Written task:
Provide nothing beyond the count of lines that include the string "network".

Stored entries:
>>>>>

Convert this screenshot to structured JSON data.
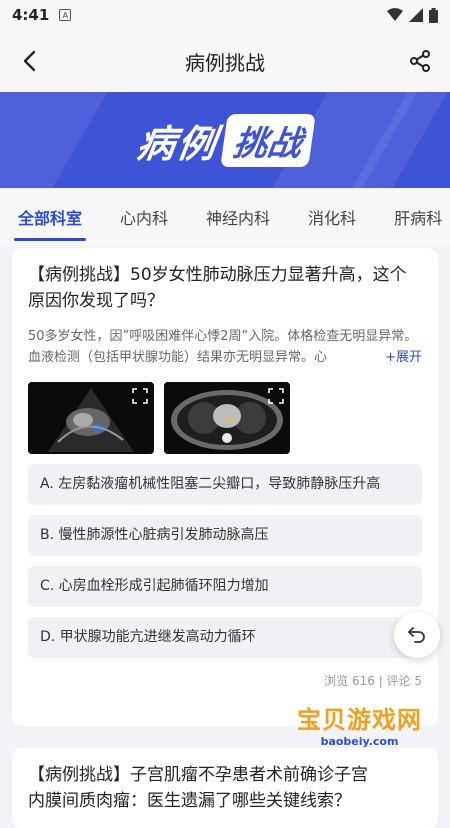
{
  "status": {
    "time": "4:41",
    "sim_icon": "A"
  },
  "nav": {
    "title": "病例挑战"
  },
  "banner": {
    "text_left": "病例",
    "text_right": "挑战"
  },
  "tabs": [
    "全部科室",
    "心内科",
    "神经内科",
    "消化科",
    "肝病科"
  ],
  "card1": {
    "title": "【病例挑战】50岁女性肺动脉压力显著升高，这个原因你发现了吗？",
    "desc": "50多岁女性，因”呼吸困难伴心悸2周”入院。体格检查无明显异常。血液检测（包括甲状腺功能）结果亦无明显异常。心",
    "expand": "+展开",
    "options": [
      "A. 左房黏液瘤机械性阻塞二尖瓣口，导致肺静脉压升高",
      "B. 慢性肺源性心脏病引发肺动脉高压",
      "C. 心房血栓形成引起肺循环阻力增加",
      "D. 甲状腺功能亢进继发高动力循环"
    ],
    "meta": "浏览 616 | 评论 5"
  },
  "card2": {
    "title": "【病例挑战】子宫肌瘤不孕患者术前确诊子宫",
    "title2": "内膜间质肉瘤：医生遗漏了哪些关键线索？"
  },
  "watermark": {
    "main": "宝贝游戏网",
    "sub": "baobeiy.com"
  },
  "colors": {
    "accent": "#2e4bd6",
    "banner": "#3f53d7"
  }
}
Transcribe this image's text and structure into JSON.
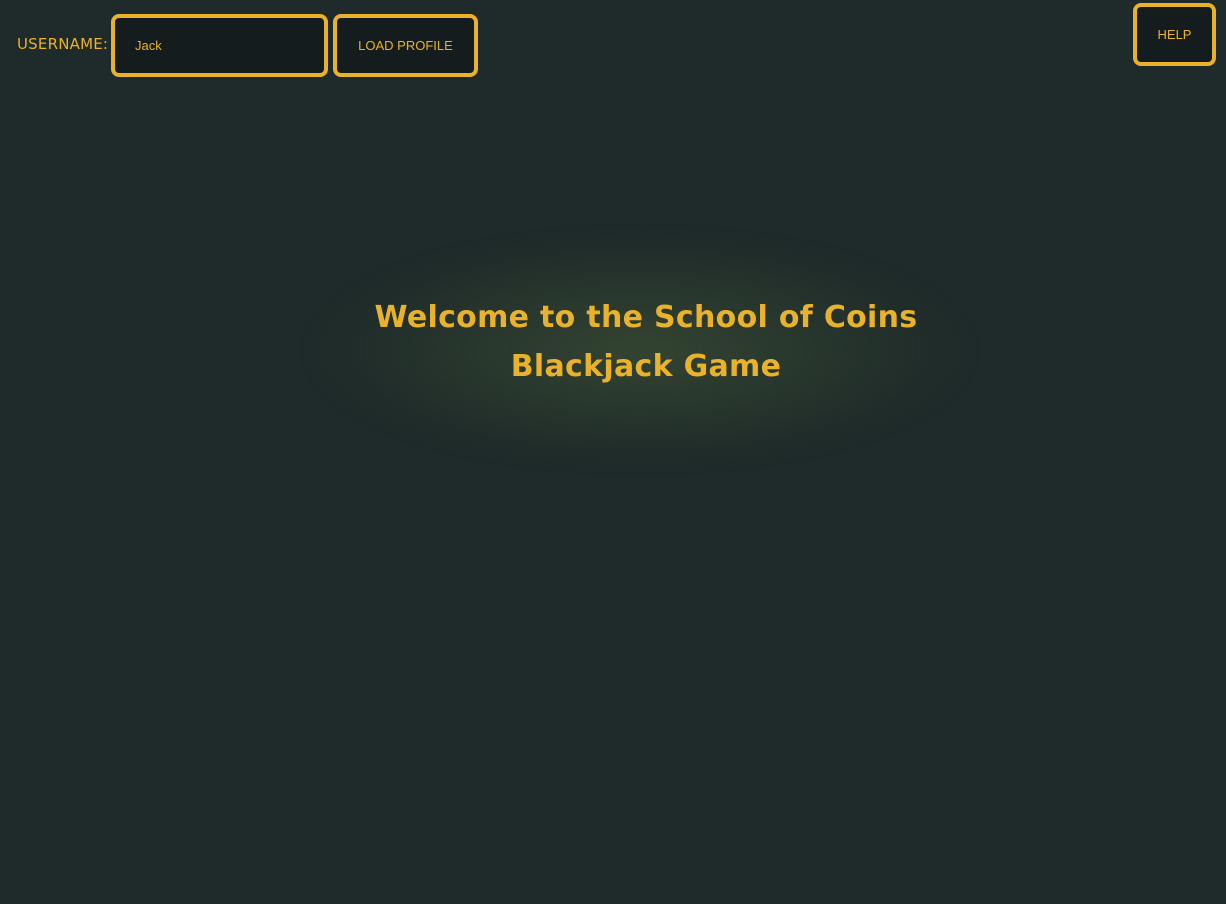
{
  "header": {
    "username_label": "USERNAME:",
    "username_value": "Jack",
    "load_profile_label": "LOAD PROFILE",
    "help_label": "HELP"
  },
  "main": {
    "welcome_line1": "Welcome to the School of Coins",
    "welcome_line2": "Blackjack Game"
  },
  "colors": {
    "background": "#1f2a2a",
    "accent": "#eab22b",
    "control_bg": "#141c1e"
  }
}
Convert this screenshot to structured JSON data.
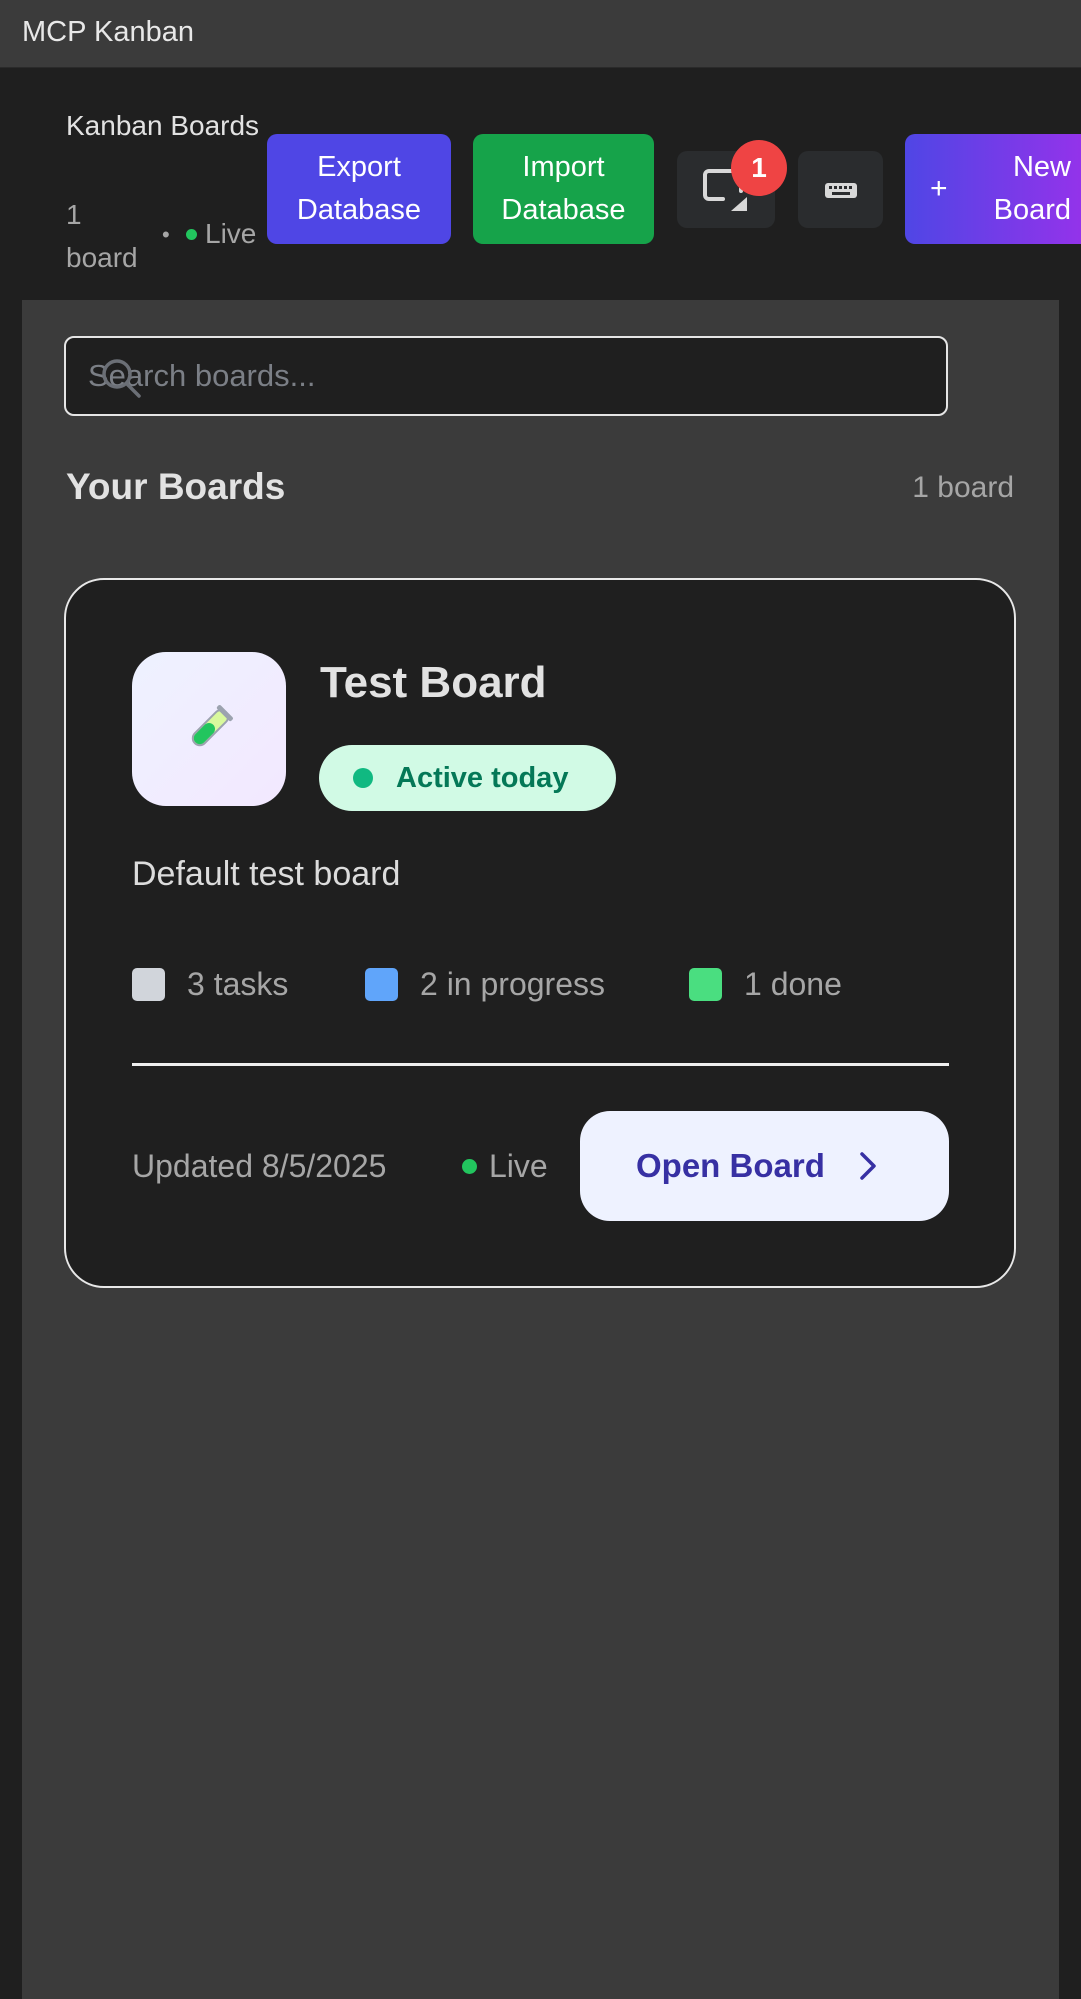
{
  "window": {
    "title": "MCP Kanban"
  },
  "header": {
    "brand": "Kanban Boards",
    "board_count": "1 board",
    "separator": "•",
    "live_label": "Live",
    "export_label": "Export Database",
    "import_label": "Import Database",
    "notification_count": "1",
    "new_board_icon": "+",
    "new_board_label": "New Board"
  },
  "search": {
    "placeholder": "Search boards..."
  },
  "section": {
    "title": "Your Boards",
    "count": "1 board"
  },
  "board": {
    "emoji": "🧪",
    "title": "Test Board",
    "status": "Active today",
    "description": "Default test board",
    "stats": {
      "tasks": "3 tasks",
      "in_progress": "2 in progress",
      "done": "1 done"
    },
    "updated": "Updated 8/5/2025",
    "live_label": "Live",
    "open_label": "Open Board"
  },
  "colors": {
    "accent": "#4f46e5",
    "import": "#16a34a",
    "live": "#22c55e",
    "badge": "#ef4444",
    "stat_tasks": "#d1d5db",
    "stat_progress": "#60a5fa",
    "stat_done": "#4ade80"
  }
}
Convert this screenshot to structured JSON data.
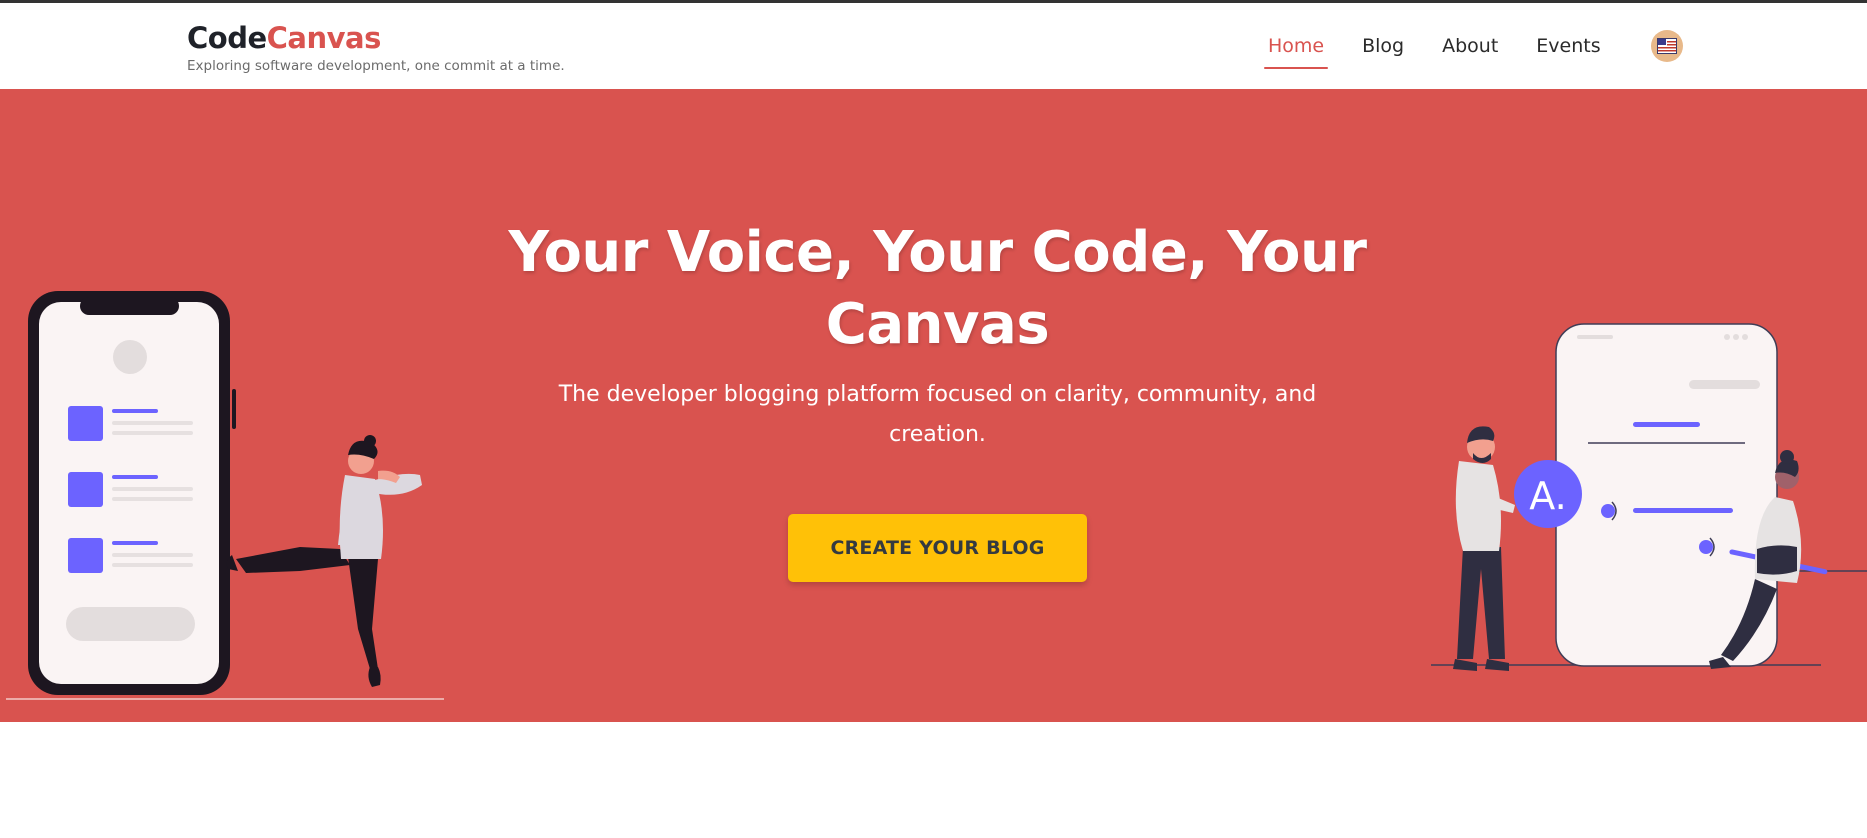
{
  "brand": {
    "name_part1": "Code",
    "name_part2": "Canvas",
    "tagline": "Exploring software development, one commit at a time."
  },
  "nav": {
    "items": [
      {
        "label": "Home",
        "active": true
      },
      {
        "label": "Blog",
        "active": false
      },
      {
        "label": "About",
        "active": false
      },
      {
        "label": "Events",
        "active": false
      }
    ],
    "language_icon": "flag-icon"
  },
  "hero": {
    "title": "Your Voice, Your Code, Your Canvas",
    "subtitle": "The developer blogging platform focused on clarity, community, and creation.",
    "cta_label": "CREATE YOUR BLOG",
    "illustration_right_letter": "A."
  },
  "colors": {
    "accent": "#d9534f",
    "cta": "#ffc107",
    "illustration_purple": "#6c63ff",
    "dark": "#1f2229"
  }
}
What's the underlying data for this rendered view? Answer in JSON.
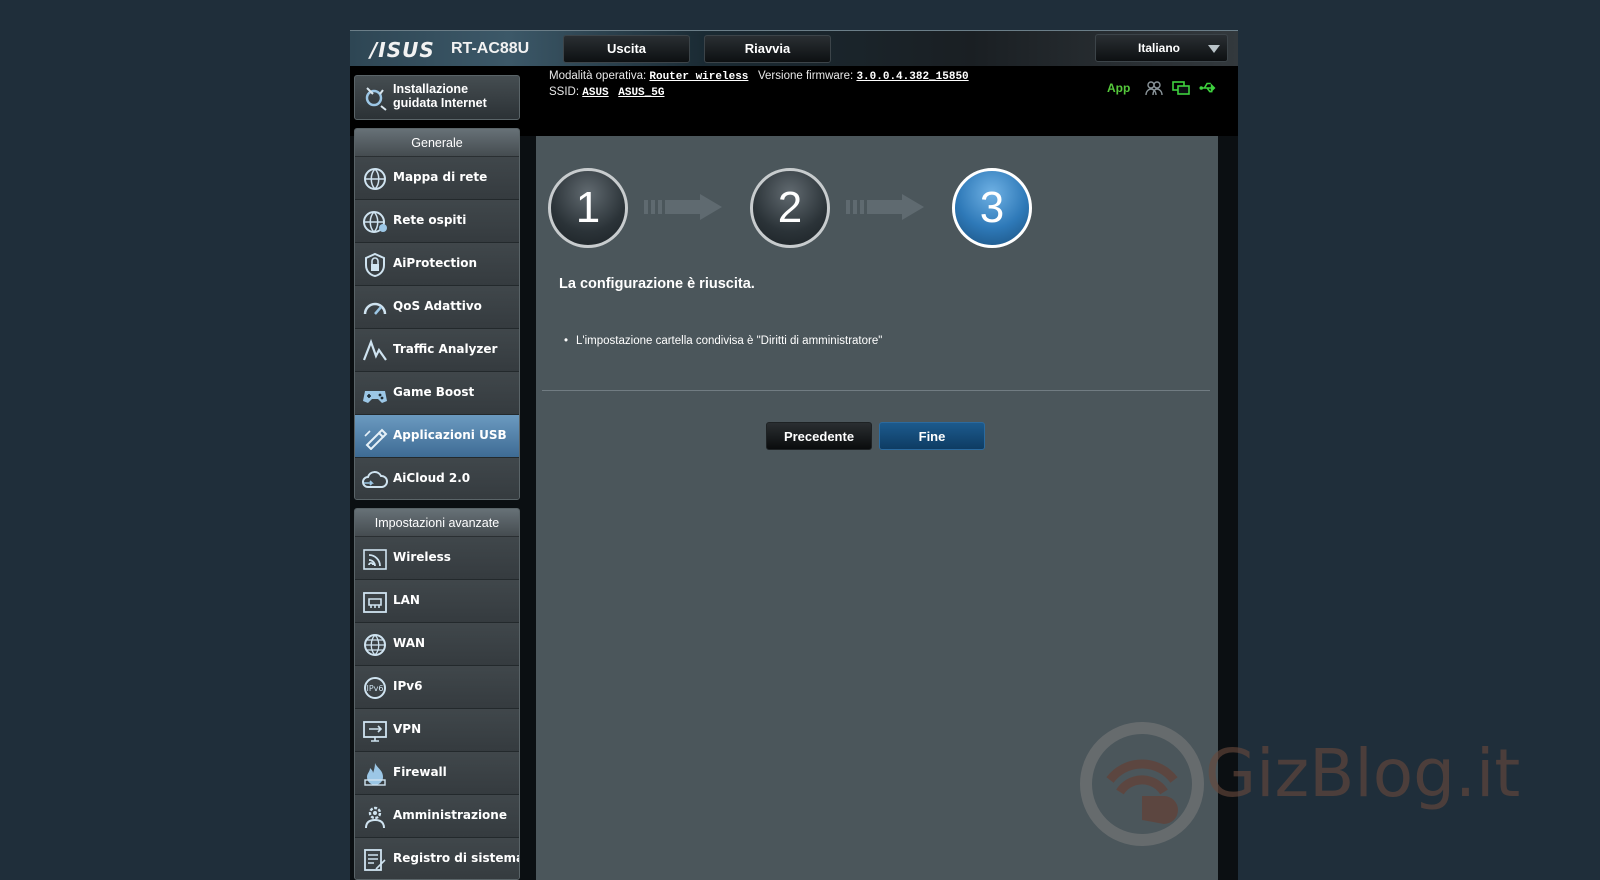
{
  "header": {
    "brand": "/ISUS",
    "model": "RT-AC88U",
    "exit_label": "Uscita",
    "reboot_label": "Riavvia",
    "language": "Italiano"
  },
  "status": {
    "mode_label": "Modalità operativa:",
    "mode_value": "Router wireless",
    "firmware_label": "Versione firmware:",
    "firmware_value": "3.0.0.4.382_15850",
    "ssid_label": "SSID:",
    "ssid_1": "ASUS",
    "ssid_2": "ASUS_5G",
    "app_label": "App"
  },
  "sidebar": {
    "qis_label": "Installazione guidata Internet",
    "general_title": "Generale",
    "general_items": [
      {
        "label": "Mappa di rete",
        "icon": "network-map-icon"
      },
      {
        "label": "Rete ospiti",
        "icon": "guest-network-icon"
      },
      {
        "label": "AiProtection",
        "icon": "lock-shield-icon"
      },
      {
        "label": "QoS Adattivo",
        "icon": "gauge-icon"
      },
      {
        "label": "Traffic Analyzer",
        "icon": "pulse-icon"
      },
      {
        "label": "Game Boost",
        "icon": "gamepad-icon"
      },
      {
        "label": "Applicazioni USB",
        "icon": "usb-app-icon"
      },
      {
        "label": "AiCloud 2.0",
        "icon": "cloud-icon"
      }
    ],
    "advanced_title": "Impostazioni avanzate",
    "advanced_items": [
      {
        "label": "Wireless",
        "icon": "wifi-icon"
      },
      {
        "label": "LAN",
        "icon": "lan-icon"
      },
      {
        "label": "WAN",
        "icon": "globe-icon"
      },
      {
        "label": "IPv6",
        "icon": "ipv6-icon"
      },
      {
        "label": "VPN",
        "icon": "vpn-icon"
      },
      {
        "label": "Firewall",
        "icon": "fire-icon"
      },
      {
        "label": "Amministrazione",
        "icon": "gear-person-icon"
      },
      {
        "label": "Registro di sistema",
        "icon": "log-icon"
      }
    ],
    "active_item": "Applicazioni USB"
  },
  "wizard": {
    "steps": [
      "1",
      "2",
      "3"
    ],
    "current_step": 3,
    "message": "La configurazione è riuscita.",
    "note": "L'impostazione cartella condivisa è \"Diritti di amministratore\"",
    "prev_label": "Precedente",
    "finish_label": "Fine"
  },
  "watermark": "GizBlog.it",
  "colors": {
    "background": "#1f2e3a",
    "content": "#4b565b",
    "active_item": "#4f80aa",
    "primary_button": "#12497a",
    "status_green": "#55c93b"
  }
}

<<<<<

Answer to the problem:
2